→ PROMPT:
Every entry below must appear again, exactly as written.

→ SUPPLIED MATERIAL:

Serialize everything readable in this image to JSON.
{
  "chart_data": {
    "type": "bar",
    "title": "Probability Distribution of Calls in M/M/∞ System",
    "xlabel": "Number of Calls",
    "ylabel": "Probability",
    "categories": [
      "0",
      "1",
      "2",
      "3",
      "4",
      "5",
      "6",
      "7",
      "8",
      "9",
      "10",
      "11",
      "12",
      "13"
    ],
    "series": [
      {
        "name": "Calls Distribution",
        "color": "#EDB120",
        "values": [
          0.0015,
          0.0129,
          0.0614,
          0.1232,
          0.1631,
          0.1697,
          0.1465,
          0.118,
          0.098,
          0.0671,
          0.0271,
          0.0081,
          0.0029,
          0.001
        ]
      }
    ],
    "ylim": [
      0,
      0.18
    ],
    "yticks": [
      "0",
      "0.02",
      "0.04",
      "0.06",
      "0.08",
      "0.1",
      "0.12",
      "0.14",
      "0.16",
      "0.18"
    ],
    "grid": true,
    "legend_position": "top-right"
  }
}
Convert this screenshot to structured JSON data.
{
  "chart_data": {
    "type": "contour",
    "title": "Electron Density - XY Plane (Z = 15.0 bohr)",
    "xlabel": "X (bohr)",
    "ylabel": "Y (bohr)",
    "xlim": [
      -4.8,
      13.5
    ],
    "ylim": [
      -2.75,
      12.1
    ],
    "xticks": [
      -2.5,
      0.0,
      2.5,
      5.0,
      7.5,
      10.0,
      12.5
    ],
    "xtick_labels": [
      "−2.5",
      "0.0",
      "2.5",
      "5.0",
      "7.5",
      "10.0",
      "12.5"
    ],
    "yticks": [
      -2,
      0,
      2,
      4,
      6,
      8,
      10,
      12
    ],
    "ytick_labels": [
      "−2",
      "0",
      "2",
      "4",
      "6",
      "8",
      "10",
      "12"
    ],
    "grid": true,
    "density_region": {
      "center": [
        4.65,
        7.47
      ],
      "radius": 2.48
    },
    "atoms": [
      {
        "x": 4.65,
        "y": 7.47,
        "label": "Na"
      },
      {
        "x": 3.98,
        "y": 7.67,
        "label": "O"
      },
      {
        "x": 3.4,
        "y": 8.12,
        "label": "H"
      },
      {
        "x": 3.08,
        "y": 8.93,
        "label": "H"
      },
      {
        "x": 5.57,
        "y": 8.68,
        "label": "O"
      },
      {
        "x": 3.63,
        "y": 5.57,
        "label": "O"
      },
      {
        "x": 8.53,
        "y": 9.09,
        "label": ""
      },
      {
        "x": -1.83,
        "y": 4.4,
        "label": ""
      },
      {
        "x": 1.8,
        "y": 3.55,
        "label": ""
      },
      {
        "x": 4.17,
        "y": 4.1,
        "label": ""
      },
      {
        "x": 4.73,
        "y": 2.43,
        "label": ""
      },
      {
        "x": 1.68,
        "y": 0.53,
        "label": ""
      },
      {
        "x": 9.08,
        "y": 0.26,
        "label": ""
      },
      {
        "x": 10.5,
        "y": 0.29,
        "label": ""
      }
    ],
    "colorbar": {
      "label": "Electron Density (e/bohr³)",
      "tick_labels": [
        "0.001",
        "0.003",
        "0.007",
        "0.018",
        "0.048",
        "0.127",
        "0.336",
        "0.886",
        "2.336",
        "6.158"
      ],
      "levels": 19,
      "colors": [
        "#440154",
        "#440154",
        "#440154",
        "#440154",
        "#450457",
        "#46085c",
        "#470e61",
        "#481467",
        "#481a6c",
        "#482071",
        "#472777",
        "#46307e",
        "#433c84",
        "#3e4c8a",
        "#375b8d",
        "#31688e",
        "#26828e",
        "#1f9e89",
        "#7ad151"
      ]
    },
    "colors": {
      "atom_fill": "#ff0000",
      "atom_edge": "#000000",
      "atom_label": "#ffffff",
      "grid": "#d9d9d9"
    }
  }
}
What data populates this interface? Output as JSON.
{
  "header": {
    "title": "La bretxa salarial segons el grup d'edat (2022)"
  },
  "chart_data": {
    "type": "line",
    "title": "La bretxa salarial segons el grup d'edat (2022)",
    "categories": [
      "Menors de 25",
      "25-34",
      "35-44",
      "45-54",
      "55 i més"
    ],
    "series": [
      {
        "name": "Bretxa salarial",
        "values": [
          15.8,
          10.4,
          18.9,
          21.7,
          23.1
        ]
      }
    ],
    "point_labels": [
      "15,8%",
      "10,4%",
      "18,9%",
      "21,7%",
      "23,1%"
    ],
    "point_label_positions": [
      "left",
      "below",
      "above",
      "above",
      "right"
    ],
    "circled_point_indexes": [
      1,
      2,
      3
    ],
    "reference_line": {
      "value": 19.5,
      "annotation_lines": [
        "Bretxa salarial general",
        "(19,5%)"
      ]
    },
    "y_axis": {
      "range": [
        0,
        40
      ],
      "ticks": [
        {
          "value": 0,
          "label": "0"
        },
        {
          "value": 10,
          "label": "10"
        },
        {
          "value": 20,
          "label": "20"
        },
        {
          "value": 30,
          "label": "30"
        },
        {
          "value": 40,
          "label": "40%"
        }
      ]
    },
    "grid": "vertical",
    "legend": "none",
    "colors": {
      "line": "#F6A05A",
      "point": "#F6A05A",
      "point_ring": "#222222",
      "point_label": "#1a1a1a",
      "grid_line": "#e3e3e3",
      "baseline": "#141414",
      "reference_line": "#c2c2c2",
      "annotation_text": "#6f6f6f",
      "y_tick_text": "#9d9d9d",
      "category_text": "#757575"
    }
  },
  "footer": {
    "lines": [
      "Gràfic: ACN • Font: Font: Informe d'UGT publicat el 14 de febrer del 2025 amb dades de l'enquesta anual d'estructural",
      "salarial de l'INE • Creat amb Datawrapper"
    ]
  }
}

→ WRITTEN SOLUTION:
Serialize everything readable in this image to JSON.
{
  "chart_data": {
    "type": "bar",
    "title": "Probability Distribution of Calls in M/M/∞ System",
    "xlabel": "Number of Calls",
    "ylabel": "Probability",
    "categories": [
      "0",
      "1",
      "2",
      "3",
      "4",
      "5",
      "6",
      "7",
      "8",
      "9",
      "10",
      "11",
      "12",
      "13"
    ],
    "series": [
      {
        "name": "Calls Distribution",
        "color": "#EDB120",
        "values": [
          0.0015,
          0.0129,
          0.0614,
          0.1232,
          0.1631,
          0.1697,
          0.1465,
          0.118,
          0.098,
          0.0671,
          0.0271,
          0.0081,
          0.0029,
          0.001
        ]
      }
    ],
    "ylim": [
      0,
      0.18
    ],
    "yticks": [
      "0",
      "0.02",
      "0.04",
      "0.06",
      "0.08",
      "0.1",
      "0.12",
      "0.14",
      "0.16",
      "0.18"
    ],
    "grid": true,
    "legend_position": "top-right"
  }
}
Convert this screenshot to structured JSON data.
{
  "chart_data": {
    "type": "contour",
    "title": "Electron Density - XY Plane (Z = 15.0 bohr)",
    "xlabel": "X (bohr)",
    "ylabel": "Y (bohr)",
    "xlim": [
      -4.8,
      13.5
    ],
    "ylim": [
      -2.75,
      12.1
    ],
    "xticks": [
      -2.5,
      0.0,
      2.5,
      5.0,
      7.5,
      10.0,
      12.5
    ],
    "xtick_labels": [
      "−2.5",
      "0.0",
      "2.5",
      "5.0",
      "7.5",
      "10.0",
      "12.5"
    ],
    "yticks": [
      -2,
      0,
      2,
      4,
      6,
      8,
      10,
      12
    ],
    "ytick_labels": [
      "−2",
      "0",
      "2",
      "4",
      "6",
      "8",
      "10",
      "12"
    ],
    "grid": true,
    "density_region": {
      "center": [
        4.65,
        7.47
      ],
      "radius": 2.48
    },
    "atoms": [
      {
        "x": 4.65,
        "y": 7.47,
        "label": "Na"
      },
      {
        "x": 3.98,
        "y": 7.67,
        "label": "O"
      },
      {
        "x": 3.4,
        "y": 8.12,
        "label": "H"
      },
      {
        "x": 3.08,
        "y": 8.93,
        "label": "H"
      },
      {
        "x": 5.57,
        "y": 8.68,
        "label": "O"
      },
      {
        "x": 3.63,
        "y": 5.57,
        "label": "O"
      },
      {
        "x": 8.53,
        "y": 9.09,
        "label": ""
      },
      {
        "x": -1.83,
        "y": 4.4,
        "label": ""
      },
      {
        "x": 1.8,
        "y": 3.55,
        "label": ""
      },
      {
        "x": 4.17,
        "y": 4.1,
        "label": ""
      },
      {
        "x": 4.73,
        "y": 2.43,
        "label": ""
      },
      {
        "x": 1.68,
        "y": 0.53,
        "label": ""
      },
      {
        "x": 9.08,
        "y": 0.26,
        "label": ""
      },
      {
        "x": 10.5,
        "y": 0.29,
        "label": ""
      }
    ],
    "colorbar": {
      "label": "Electron Density (e/bohr³)",
      "tick_labels": [
        "0.001",
        "0.003",
        "0.007",
        "0.018",
        "0.048",
        "0.127",
        "0.336",
        "0.886",
        "2.336",
        "6.158"
      ],
      "levels": 19,
      "colors": [
        "#440154",
        "#440154",
        "#440154",
        "#440154",
        "#450457",
        "#46085c",
        "#470e61",
        "#481467",
        "#481a6c",
        "#482071",
        "#472777",
        "#46307e",
        "#433c84",
        "#3e4c8a",
        "#375b8d",
        "#31688e",
        "#26828e",
        "#1f9e89",
        "#7ad151"
      ]
    },
    "colors": {
      "atom_fill": "#ff0000",
      "atom_edge": "#000000",
      "atom_label": "#ffffff",
      "grid": "#d9d9d9"
    }
  }
}
What data populates this interface? Output as JSON.
{
  "header": {
    "title": "La bretxa salarial segons el grup d'edat (2022)"
  },
  "chart_data": {
    "type": "line",
    "title": "La bretxa salarial segons el grup d'edat (2022)",
    "categories": [
      "Menors de 25",
      "25-34",
      "35-44",
      "45-54",
      "55 i més"
    ],
    "series": [
      {
        "name": "Bretxa salarial",
        "values": [
          15.8,
          10.4,
          18.9,
          21.7,
          23.1
        ]
      }
    ],
    "point_labels": [
      "15,8%",
      "10,4%",
      "18,9%",
      "21,7%",
      "23,1%"
    ],
    "point_label_positions": [
      "left",
      "below",
      "above",
      "above",
      "right"
    ],
    "circled_point_indexes": [
      1,
      2,
      3
    ],
    "reference_line": {
      "value": 19.5,
      "annotation_lines": [
        "Bretxa salarial general",
        "(19,5%)"
      ]
    },
    "y_axis": {
      "range": [
        0,
        40
      ],
      "ticks": [
        {
          "value": 0,
          "label": "0"
        },
        {
          "value": 10,
          "label": "10"
        },
        {
          "value": 20,
          "label": "20"
        },
        {
          "value": 30,
          "label": "30"
        },
        {
          "value": 40,
          "label": "40%"
        }
      ]
    },
    "grid": "vertical",
    "legend": "none",
    "colors": {
      "line": "#F6A05A",
      "point": "#F6A05A",
      "point_ring": "#222222",
      "point_label": "#1a1a1a",
      "grid_line": "#e3e3e3",
      "baseline": "#141414",
      "reference_line": "#c2c2c2",
      "annotation_text": "#6f6f6f",
      "y_tick_text": "#9d9d9d",
      "category_text": "#757575"
    }
  },
  "footer": {
    "lines": [
      "Gràfic: ACN • Font: Font: Informe d'UGT publicat el 14 de febrer del 2025 amb dades de l'enquesta anual d'estructural",
      "salarial de l'INE • Creat amb Datawrapper"
    ]
  }
}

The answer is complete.